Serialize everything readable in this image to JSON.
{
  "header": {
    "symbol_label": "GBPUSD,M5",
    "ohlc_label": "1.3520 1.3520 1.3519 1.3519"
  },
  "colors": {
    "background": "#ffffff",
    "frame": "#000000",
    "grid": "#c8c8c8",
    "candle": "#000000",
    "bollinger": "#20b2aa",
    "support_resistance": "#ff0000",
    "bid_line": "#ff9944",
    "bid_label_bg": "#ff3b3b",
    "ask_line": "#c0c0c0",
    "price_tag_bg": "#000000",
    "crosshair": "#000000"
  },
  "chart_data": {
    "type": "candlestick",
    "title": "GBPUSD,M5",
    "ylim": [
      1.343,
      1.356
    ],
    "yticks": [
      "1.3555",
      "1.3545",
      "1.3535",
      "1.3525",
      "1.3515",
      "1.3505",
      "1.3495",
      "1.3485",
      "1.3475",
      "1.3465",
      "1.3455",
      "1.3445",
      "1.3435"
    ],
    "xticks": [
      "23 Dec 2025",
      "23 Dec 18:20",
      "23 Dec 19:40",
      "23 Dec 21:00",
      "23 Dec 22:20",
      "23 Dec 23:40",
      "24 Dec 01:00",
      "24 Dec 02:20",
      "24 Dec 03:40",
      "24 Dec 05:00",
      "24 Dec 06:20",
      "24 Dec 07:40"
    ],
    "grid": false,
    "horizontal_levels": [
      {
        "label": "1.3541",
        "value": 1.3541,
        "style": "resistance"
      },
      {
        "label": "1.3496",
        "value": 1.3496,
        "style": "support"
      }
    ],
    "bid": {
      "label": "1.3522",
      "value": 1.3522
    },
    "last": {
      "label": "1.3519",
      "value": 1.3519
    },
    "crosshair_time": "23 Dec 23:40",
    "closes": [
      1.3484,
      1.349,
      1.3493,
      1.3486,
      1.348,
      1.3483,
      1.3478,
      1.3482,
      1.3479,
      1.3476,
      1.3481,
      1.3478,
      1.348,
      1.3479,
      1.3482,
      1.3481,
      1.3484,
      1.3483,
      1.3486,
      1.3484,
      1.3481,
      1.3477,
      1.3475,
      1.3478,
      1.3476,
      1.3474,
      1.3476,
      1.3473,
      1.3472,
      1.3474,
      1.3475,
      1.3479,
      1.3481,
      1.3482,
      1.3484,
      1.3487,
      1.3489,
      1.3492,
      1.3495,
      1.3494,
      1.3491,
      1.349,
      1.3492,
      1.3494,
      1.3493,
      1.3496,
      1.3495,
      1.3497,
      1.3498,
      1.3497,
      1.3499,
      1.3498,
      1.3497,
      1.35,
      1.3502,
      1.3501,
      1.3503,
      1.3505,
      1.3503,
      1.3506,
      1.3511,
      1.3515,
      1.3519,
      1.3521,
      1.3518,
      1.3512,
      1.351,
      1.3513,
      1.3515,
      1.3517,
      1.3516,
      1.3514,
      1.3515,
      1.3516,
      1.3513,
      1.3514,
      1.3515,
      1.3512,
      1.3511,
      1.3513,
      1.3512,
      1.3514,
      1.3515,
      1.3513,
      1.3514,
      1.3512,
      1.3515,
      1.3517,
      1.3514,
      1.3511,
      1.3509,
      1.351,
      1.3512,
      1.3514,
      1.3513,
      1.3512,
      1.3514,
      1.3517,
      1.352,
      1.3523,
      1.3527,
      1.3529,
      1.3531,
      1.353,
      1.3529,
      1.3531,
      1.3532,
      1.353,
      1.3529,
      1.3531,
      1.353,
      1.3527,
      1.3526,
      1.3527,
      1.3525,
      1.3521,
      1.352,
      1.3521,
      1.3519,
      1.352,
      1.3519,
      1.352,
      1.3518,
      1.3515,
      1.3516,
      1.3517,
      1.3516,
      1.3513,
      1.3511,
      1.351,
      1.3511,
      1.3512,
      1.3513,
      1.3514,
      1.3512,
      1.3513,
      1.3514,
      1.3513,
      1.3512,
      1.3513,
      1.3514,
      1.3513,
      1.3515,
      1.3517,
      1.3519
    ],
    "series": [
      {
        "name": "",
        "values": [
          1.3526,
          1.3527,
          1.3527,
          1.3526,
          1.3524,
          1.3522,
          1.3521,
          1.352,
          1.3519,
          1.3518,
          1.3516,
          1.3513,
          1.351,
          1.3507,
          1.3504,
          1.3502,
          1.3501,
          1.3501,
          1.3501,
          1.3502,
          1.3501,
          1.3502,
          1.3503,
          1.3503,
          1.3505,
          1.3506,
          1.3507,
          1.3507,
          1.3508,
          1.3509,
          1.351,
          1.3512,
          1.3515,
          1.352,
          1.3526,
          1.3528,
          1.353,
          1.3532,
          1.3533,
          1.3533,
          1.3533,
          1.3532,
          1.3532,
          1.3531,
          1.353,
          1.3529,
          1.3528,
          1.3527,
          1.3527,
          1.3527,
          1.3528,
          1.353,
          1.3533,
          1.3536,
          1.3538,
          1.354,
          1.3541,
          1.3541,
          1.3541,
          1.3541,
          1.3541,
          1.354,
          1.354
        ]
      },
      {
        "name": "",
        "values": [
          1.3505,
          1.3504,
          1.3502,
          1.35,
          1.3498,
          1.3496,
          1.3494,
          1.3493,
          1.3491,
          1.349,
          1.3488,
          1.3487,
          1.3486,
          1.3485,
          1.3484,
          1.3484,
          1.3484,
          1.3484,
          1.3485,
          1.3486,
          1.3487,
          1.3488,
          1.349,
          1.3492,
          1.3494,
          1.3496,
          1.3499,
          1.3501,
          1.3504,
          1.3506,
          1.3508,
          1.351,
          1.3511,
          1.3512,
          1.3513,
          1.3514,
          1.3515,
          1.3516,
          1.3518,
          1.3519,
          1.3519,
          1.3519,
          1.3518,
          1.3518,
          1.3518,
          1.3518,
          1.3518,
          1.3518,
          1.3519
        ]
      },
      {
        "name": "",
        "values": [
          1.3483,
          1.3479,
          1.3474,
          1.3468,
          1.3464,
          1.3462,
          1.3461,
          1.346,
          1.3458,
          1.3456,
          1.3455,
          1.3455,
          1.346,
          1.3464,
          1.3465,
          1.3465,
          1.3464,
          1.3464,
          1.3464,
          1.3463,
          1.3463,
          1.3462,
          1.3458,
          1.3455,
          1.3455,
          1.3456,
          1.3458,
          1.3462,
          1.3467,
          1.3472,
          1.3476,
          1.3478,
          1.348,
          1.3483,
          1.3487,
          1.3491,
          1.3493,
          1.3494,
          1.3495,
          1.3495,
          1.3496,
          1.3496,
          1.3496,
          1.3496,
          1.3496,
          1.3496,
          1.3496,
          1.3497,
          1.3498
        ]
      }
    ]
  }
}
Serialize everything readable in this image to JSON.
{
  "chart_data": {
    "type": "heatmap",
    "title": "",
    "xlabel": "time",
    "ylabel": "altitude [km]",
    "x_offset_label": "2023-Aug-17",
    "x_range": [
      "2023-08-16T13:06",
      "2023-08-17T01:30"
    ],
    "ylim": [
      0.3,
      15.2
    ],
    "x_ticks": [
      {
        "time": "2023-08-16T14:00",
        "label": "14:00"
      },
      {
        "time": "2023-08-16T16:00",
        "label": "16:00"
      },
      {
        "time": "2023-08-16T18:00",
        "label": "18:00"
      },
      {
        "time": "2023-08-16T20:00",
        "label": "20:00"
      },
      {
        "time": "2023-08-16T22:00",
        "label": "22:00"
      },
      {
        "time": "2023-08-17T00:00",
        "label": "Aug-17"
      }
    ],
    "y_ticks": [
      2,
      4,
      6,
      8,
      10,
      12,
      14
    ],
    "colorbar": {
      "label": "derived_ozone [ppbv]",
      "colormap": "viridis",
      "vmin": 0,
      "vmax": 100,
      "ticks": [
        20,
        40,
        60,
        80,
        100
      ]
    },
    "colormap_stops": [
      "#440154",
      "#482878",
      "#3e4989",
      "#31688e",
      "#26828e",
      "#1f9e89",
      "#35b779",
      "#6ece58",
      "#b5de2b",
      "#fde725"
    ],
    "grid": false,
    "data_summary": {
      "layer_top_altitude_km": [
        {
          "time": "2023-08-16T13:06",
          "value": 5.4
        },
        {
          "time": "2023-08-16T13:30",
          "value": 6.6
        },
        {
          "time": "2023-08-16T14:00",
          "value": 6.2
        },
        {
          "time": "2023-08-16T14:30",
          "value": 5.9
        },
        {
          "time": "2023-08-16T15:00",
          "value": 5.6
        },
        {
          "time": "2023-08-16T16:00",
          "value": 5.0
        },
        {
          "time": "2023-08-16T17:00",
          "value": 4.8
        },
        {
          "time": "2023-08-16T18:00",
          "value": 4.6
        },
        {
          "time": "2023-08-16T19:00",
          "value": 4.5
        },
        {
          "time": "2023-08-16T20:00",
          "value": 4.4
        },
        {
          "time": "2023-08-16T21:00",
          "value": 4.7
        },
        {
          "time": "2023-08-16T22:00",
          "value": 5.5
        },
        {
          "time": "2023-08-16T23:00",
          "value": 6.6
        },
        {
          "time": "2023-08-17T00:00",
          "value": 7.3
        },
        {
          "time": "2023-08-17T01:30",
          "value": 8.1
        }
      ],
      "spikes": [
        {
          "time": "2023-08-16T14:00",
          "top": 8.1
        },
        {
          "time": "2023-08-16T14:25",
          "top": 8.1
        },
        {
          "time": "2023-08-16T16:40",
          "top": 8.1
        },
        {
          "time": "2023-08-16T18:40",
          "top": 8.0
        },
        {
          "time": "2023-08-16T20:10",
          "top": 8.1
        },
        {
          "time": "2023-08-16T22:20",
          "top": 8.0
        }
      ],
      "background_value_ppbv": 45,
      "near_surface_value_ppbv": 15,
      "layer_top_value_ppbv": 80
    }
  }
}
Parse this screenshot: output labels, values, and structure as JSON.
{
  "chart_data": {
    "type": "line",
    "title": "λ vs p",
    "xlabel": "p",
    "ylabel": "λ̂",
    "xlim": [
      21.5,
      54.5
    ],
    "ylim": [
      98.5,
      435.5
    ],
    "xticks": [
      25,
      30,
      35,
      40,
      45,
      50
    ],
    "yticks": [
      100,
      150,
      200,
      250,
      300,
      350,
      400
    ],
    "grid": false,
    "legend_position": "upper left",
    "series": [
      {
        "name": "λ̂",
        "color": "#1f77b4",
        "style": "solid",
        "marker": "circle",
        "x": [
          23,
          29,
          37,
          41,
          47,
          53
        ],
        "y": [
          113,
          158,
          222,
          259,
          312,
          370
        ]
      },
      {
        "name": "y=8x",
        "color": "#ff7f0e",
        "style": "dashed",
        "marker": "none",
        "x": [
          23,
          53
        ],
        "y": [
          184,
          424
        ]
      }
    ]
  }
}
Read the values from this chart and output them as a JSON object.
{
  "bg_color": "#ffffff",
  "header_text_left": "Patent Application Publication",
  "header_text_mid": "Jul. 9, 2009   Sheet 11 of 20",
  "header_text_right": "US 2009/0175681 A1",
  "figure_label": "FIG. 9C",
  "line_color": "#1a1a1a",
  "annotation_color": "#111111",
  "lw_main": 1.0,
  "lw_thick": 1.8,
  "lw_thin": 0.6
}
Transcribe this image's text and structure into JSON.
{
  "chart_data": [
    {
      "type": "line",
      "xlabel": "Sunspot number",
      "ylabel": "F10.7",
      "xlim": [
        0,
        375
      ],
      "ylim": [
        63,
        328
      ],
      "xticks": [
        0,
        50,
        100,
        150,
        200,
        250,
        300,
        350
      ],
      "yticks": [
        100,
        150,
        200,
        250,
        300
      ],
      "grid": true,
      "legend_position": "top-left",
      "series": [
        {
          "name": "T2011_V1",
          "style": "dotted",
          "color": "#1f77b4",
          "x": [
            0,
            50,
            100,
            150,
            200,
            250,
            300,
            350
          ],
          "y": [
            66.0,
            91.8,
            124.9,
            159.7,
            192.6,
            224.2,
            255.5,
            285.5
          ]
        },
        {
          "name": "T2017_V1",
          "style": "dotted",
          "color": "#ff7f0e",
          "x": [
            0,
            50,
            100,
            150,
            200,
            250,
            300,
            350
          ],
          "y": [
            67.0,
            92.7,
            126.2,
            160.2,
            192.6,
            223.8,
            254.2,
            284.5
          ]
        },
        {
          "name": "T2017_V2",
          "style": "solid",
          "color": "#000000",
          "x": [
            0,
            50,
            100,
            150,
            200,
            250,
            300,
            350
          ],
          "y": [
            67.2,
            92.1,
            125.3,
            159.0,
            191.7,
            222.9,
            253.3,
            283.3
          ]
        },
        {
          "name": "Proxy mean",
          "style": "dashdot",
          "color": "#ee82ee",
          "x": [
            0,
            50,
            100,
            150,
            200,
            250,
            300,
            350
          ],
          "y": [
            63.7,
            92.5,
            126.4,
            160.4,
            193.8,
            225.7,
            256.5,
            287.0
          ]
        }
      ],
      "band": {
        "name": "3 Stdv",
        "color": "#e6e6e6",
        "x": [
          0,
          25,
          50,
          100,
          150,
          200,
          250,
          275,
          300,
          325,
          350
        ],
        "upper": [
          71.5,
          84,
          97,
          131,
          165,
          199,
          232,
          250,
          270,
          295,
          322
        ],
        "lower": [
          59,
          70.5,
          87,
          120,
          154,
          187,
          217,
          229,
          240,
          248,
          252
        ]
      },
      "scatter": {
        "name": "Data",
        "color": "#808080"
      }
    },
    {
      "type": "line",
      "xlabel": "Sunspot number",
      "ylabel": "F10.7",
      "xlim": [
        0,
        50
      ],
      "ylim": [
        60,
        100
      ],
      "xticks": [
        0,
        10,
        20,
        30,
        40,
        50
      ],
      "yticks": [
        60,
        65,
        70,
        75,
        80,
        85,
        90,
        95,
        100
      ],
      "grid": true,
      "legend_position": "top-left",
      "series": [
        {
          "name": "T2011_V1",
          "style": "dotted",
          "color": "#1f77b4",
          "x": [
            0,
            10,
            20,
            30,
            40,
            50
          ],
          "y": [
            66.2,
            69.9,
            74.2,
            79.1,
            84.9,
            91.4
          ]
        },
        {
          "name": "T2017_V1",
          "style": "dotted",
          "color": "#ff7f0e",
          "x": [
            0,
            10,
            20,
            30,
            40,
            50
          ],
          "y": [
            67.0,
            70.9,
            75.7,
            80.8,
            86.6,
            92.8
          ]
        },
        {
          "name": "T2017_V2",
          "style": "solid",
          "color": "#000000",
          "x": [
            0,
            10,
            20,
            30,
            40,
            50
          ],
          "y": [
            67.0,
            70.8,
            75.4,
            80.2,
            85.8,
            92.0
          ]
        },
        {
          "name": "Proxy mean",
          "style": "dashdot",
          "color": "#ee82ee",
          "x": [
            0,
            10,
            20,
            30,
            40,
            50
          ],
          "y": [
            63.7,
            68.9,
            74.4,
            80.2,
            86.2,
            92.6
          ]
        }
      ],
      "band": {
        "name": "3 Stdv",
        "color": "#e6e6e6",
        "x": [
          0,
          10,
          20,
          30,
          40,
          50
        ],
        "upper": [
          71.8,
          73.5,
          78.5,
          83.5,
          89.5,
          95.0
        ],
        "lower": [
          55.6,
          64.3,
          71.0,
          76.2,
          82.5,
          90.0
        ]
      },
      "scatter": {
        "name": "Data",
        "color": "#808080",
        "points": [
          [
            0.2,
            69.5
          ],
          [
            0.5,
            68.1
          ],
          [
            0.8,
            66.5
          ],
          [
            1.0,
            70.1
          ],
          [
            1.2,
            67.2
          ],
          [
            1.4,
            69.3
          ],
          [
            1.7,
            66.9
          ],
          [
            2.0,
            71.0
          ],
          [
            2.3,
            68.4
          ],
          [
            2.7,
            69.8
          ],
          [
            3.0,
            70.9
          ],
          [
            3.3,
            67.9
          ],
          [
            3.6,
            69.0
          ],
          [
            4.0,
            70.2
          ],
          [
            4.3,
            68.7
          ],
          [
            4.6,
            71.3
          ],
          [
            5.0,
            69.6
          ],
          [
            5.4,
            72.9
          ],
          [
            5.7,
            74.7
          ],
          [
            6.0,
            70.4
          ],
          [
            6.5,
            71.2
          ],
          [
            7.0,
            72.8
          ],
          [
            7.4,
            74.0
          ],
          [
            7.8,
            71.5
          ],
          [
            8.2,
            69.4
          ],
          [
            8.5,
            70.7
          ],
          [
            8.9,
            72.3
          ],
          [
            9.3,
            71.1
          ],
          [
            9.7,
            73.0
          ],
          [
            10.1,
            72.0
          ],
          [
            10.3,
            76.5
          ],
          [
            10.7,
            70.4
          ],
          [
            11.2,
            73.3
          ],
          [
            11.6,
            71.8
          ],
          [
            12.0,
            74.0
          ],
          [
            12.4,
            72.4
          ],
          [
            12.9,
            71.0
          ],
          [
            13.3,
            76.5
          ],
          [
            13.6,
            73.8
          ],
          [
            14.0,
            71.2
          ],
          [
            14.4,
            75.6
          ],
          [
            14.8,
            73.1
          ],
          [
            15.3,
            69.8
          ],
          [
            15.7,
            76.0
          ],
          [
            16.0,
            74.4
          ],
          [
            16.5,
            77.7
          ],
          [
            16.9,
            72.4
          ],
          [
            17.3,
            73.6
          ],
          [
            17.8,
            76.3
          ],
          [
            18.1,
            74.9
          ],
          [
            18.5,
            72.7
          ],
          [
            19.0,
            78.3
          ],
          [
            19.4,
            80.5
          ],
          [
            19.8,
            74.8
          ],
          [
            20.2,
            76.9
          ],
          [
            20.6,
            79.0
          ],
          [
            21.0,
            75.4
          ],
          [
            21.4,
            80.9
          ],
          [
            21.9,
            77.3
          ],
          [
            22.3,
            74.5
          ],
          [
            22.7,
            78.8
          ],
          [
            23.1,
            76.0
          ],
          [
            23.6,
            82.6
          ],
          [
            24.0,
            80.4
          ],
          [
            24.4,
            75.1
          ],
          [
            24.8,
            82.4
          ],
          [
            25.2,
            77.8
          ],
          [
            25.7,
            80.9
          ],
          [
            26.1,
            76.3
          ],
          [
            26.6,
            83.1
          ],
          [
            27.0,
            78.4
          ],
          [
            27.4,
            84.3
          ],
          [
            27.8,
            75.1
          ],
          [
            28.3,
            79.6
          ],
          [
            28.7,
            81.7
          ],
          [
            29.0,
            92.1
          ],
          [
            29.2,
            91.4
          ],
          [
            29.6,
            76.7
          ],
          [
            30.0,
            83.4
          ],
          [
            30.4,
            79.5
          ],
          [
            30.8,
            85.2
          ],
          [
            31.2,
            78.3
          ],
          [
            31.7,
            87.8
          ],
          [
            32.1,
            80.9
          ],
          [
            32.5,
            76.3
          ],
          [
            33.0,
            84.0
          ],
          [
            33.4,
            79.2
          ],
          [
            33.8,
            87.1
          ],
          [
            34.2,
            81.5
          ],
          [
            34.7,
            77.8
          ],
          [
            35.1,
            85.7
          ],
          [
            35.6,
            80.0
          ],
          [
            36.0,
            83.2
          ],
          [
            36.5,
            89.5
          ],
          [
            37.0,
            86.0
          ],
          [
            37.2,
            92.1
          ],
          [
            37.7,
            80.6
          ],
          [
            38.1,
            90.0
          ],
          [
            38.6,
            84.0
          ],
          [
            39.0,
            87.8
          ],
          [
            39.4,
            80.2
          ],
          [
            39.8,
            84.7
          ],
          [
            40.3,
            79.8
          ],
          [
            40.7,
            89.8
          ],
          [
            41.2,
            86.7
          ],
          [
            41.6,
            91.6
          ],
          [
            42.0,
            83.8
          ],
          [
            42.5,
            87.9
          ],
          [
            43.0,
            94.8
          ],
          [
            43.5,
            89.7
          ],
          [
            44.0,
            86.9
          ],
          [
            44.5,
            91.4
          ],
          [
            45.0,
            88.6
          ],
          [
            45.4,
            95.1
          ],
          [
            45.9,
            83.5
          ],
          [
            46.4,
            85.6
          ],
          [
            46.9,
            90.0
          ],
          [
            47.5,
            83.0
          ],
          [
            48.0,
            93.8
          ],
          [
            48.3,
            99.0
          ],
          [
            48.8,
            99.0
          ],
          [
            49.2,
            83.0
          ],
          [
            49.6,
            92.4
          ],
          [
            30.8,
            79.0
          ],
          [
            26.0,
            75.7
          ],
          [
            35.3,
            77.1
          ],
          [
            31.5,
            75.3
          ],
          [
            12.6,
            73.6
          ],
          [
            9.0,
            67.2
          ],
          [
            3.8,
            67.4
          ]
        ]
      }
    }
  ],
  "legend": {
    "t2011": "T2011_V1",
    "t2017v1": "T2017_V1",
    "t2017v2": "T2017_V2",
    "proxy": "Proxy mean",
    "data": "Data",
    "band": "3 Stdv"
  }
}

==============================

> Exercise goal
Pick out each line in the material containing "output".

> Solved exercise
Parse this screenshot: output labels, values, and structure as JSON.
Read the values from this chart and output them as a JSON object.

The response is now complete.